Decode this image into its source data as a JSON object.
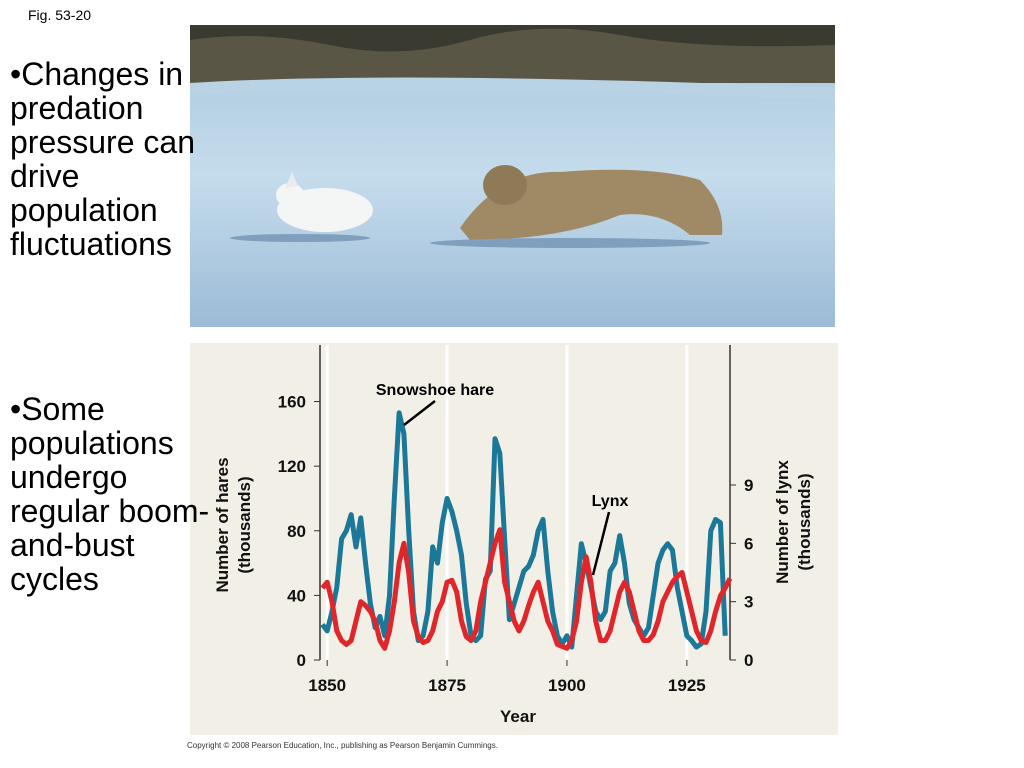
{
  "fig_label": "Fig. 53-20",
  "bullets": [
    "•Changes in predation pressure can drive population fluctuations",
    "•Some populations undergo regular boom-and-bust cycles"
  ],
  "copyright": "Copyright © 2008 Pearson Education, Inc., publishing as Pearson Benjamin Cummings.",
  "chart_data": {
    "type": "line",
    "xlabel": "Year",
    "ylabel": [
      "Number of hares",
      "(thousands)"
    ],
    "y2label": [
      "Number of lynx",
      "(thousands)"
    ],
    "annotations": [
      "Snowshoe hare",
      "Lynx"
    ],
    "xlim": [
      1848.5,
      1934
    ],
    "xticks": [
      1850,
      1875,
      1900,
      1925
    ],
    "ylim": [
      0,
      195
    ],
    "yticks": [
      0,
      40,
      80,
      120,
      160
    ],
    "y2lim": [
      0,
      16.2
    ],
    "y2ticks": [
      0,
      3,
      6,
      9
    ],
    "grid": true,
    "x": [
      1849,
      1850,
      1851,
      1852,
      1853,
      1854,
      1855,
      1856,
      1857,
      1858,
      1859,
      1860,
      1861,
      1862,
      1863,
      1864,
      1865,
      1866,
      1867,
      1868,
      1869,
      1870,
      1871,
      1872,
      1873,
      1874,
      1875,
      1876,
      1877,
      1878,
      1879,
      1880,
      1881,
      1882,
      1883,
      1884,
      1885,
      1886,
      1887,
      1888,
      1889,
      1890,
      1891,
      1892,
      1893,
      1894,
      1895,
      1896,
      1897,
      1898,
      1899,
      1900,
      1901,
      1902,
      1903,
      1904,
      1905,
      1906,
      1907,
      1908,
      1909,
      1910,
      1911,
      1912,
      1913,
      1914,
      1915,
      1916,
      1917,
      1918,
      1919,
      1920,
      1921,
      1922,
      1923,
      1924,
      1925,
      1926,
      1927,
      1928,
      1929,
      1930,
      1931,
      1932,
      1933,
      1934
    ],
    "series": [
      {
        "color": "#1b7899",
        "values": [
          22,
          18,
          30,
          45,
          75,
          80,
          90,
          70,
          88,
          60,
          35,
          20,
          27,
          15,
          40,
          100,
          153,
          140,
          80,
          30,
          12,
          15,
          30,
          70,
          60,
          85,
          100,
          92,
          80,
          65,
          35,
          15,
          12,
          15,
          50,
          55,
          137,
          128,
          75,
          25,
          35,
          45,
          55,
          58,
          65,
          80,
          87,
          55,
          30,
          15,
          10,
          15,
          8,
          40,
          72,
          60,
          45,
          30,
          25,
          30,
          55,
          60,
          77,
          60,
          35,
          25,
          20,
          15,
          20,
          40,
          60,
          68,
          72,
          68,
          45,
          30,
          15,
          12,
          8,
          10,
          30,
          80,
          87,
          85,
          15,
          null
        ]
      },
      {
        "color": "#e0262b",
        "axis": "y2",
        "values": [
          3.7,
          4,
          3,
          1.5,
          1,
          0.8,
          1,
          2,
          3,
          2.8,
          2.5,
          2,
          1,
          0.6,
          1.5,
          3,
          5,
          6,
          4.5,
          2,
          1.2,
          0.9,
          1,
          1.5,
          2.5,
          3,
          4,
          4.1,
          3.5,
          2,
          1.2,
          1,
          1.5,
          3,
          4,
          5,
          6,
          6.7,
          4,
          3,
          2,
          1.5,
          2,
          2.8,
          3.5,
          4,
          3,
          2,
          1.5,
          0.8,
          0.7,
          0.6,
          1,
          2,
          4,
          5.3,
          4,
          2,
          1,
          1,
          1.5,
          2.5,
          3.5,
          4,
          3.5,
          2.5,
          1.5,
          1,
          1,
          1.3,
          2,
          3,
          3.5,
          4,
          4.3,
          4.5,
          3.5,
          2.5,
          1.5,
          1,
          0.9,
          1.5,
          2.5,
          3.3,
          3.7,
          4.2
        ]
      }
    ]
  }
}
================================
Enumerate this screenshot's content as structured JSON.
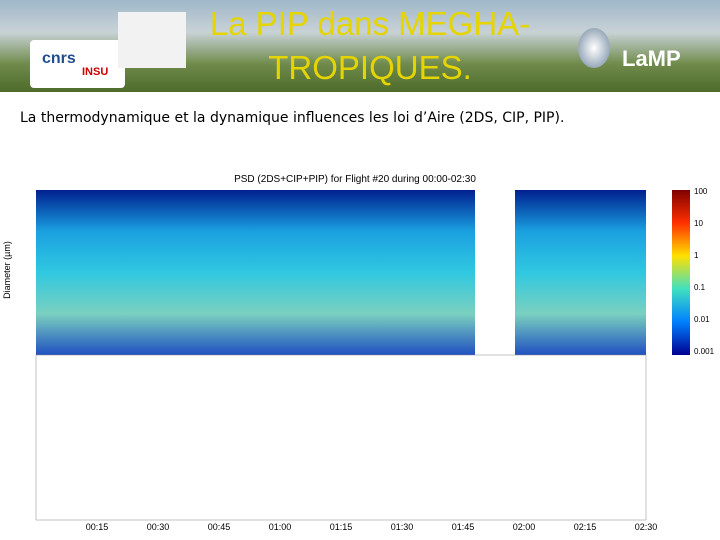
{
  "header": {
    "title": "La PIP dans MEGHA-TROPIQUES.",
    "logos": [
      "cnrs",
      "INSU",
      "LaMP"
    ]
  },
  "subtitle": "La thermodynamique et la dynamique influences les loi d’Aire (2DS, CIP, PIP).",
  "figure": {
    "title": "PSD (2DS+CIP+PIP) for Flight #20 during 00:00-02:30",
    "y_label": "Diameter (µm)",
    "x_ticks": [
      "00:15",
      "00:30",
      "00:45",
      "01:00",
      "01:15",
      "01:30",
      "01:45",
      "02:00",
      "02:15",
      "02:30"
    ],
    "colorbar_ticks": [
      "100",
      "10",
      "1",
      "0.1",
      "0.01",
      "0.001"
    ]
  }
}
================================
Search the entries for the word "JSON" and copy every line that has it.

**Task answer:**
Decode this image into its source data as a JSON object.
Enumerate this screenshot's content as structured JSON.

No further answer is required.